Identify and pull out each line of the entries in which "konferencija" occurs.
----- Provided records
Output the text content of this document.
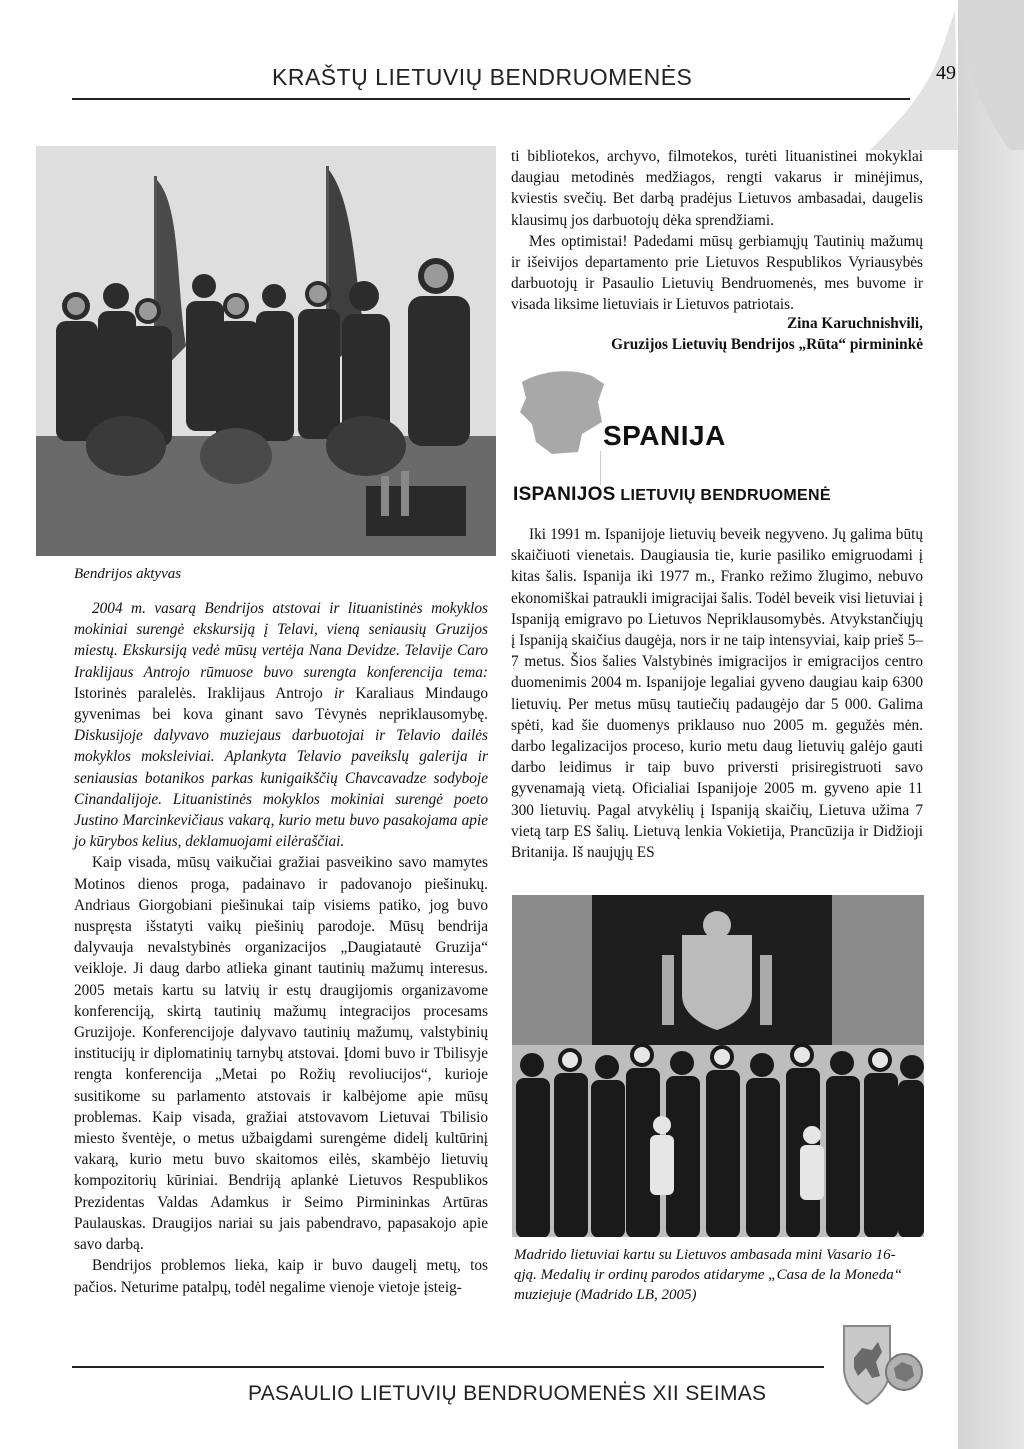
KRAŠTŲ LIETUVIŲ BENDRUOMENĖS	49
Bendrijos aktyvas

2004 m. vasarą Bendrijos atstovai ir lituanistinės mokyklos mokiniai surengė ekskursiją į Telavi, vieną seniausių Gruzijos miestų. Ekskursiją vedė mūsų vertėja Nana Devidze. Telavije Caro Iraklijaus Antrojo rūmuose buvo surengta konferencija tema: Istorinės paralelės. Iraklijaus Antrojo ir Karaliaus Mindaugo gyvenimas bei kova ginant savo Tėvynės nepriklausomybę. Diskusijoje dalyvavo muziejaus darbuotojai ir Telavio dailės mokyklos moksleiviai. Aplankyta Telavio paveikslų galerija ir seniausias botanikos parkas kunigaikščių Chavcavadze sodyboje Cinandalijoje. Lituanistinės mokyklos mokiniai surengė poeto Justino Marcinkevičiaus vakarą, kurio metu buvo pasakojama apie jo kūrybos kelius, deklamuojami eilėraščiai.

Kaip visada, mūsų vaikučiai gražiai pasveikino savo mamytes Motinos dienos proga, padainavo ir padovanojo piešinukų. Andriaus Giorgobiani piešinukai taip visiems patiko, jog buvo nuspręsta išstatyti vaikų piešinių parodoje. Mūsų bendrija dalyvauja nevalstybinės organizacijos „Daugiatautė Gruzija“ veikloje. Ji daug darbo atlieka ginant tautinių mažumų interesus. 2005 metais kartu su latvių ir estų draugijomis organizavome konferenciją, skirtą tautinių mažumų integracijos procesams Gruzijoje. Konferencijoje dalyvavo tautinių mažumų, valstybinių institucijų ir diplomatinių tarnybų atstovai. Įdomi buvo ir Tbilisyje rengta konferencija „Metai po Rožių revoliucijos“, kurioje susitikome su parlamento atstovais ir kalbėjome apie mūsų problemas. Kaip visada, gražiai atstovavom Lietuvai Tbilisio miesto šventėje, o metus užbaigdami surengėme didelį kultūrinį vakarą, kurio metu buvo skaitomos eilės, skambėjo lietuvių kompozitorių kūriniai. Bendriją aplankė Lietuvos Respublikos Prezidentas Valdas Adamkus ir Seimo Pirmininkas Artūras Paulauskas. Draugijos nariai su jais pabendravo, papasakojo apie savo darbą.

Bendrijos problemos lieka, kaip ir buvo daugelį metų, tos pačios. Neturime patalpų, todėl negalime vienoje vietoje įsteig-

ti bibliotekos, archyvo, filmotekos, turėti lituanistinei mokyklai daugiau metodinės medžiagos, rengti vakarus ir minėjimus, kviestis svečių. Bet darbą pradėjus Lietuvos ambasadai, daugelis klausimų jos darbuotojų dėka sprendžiami.

Mes optimistai! Padedami mūsų gerbiamųjų Tautinių mažumų ir išeivijos departamento prie Lietuvos Respublikos Vyriausybės darbuotojų ir Pasaulio Lietuvių Bendruomenės, mes buvome ir visada liksime lietuviais ir Lietuvos patriotais.

Zina Karuchnishvili,
Gruzijos Lietuvių Bendrijos „Rūta“ pirmininkė
SPANIJA
ISPANIJOS LIETUVIŲ BENDRUOMENĖ

Iki 1991 m. Ispanijoje lietuvių beveik negyveno. Jų galima būtų skaičiuoti vienetais. Daugiausia tie, kurie pasiliko emigruodami į kitas šalis. Ispanija iki 1977 m., Franko režimo žlugimo, nebuvo ekonomiškai patraukli imigracijai šalis. Todėl beveik visi lietuviai į Ispaniją emigravo po Lietuvos Nepriklausomybės. Atvykstančiųjų į Ispaniją skaičius daugėja, nors ir ne taip intensyviai, kaip prieš 5–7 metus. Šios šalies Valstybinės imigracijos ir emigracijos centro duomenimis 2004 m. Ispanijoje legaliai gyveno daugiau kaip 6300 lietuvių. Per metus mūsų tautiečių padaugėjo dar 5 000. Galima spėti, kad šie duomenys priklauso nuo 2005 m. gegužės mėn. darbo legalizacijos proceso, kurio metu daug lietuvių galėjo gauti darbo leidimus ir taip buvo priversti prisiregistruoti savo gyvenamają vietą. Oficialiai Ispanijoje 2005 m. gyveno apie 11 300 lietuvių. Pagal atvykėlių į Ispaniją skaičių, Lietuva užima 7 vietą tarp ES šalių. Lietuvą lenkia Vokietija, Prancūzija ir Didžioji Britanija. Iš naujųjų ES

Madrido lietuviai kartu su Lietuvos ambasada mini Vasario 16-ąją. Medalių ir ordinų parodos atidaryme „Casa de la Moneda“ muziejuje (Madrido LB, 2005)
PASAULIO LIETUVIŲ BENDRUOMENĖS XII SEIMAS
----------
Reply to the exercise>
2004 m. vasarą Bendrijos atstovai ir lituanistinės mokyklos mokiniai surengė ekskursiją į Telavi, vieną seniausių Gruzijos miestų. Ekskursiją vedė mūsų vertėja Nana Devidze. Telavije Caro Iraklijaus Antrojo rūmuose buvo surengta konferencija tema: Istorinės paralelės. Iraklijaus Antrojo ir Karaliaus Mindaugo gyvenimas bei kova ginant savo Tėvynės nepriklausomybę. Diskusijoje dalyvavo muziejaus darbuotojai ir Telavio dailės mokyklos moksleiviai. Aplankyta Telavio paveikslų galerija ir seniausias botanikos parkas kunigaikščių Chavcavadze sodyboje Cinandalijoje. Lituanistinės mokyklos mokiniai surengė poeto Justino Marcinkevičiaus vakarą, kurio metu buvo pasakojama apie jo kūrybos kelius, deklamuojami eilėraščiai.
Kaip visada, mūsų vaikučiai gražiai pasveikino savo mamytes Motinos dienos proga, padainavo ir padovanojo piešinukų. Andriaus Giorgobiani piešinukai taip visiems patiko, jog buvo nuspręsta išstatyti vaikų piešinių parodoje. Mūsų bendrija dalyvauja nevalstybinės organizacijos „Daugiatautė Gruzija“ veikloje. Ji daug darbo atlieka ginant tautinių mažumų interesus. 2005 metais kartu su latvių ir estų draugijomis organizavome konferenciją, skirtą tautinių mažumų integracijos procesams Gruzijoje. Konferencijoje dalyvavo tautinių mažumų, valstybinių institucijų ir diplomatinių tarnybų atstovai. Įdomi buvo ir Tbilisyje rengta konferencija „Metai po Rožių revoliucijos“, kurioje susitikome su parlamento atstovais ir kalbėjome apie mūsų problemas. Kaip visada, gražiai atstovavom Lietuvai Tbilisio miesto šventėje, o metus užbaigdami surengėme didelį kultūrinį vakarą, kurio metu buvo skaitomos eilės, skambėjo lietuvių kompozitorių kūriniai. Bendriją aplankė Lietuvos Respublikos Prezidentas Valdas Adamkus ir Seimo Pirmininkas Artūras Paulauskas. Draugijos nariai su jais pabendravo, papasakojo apie savo darbą.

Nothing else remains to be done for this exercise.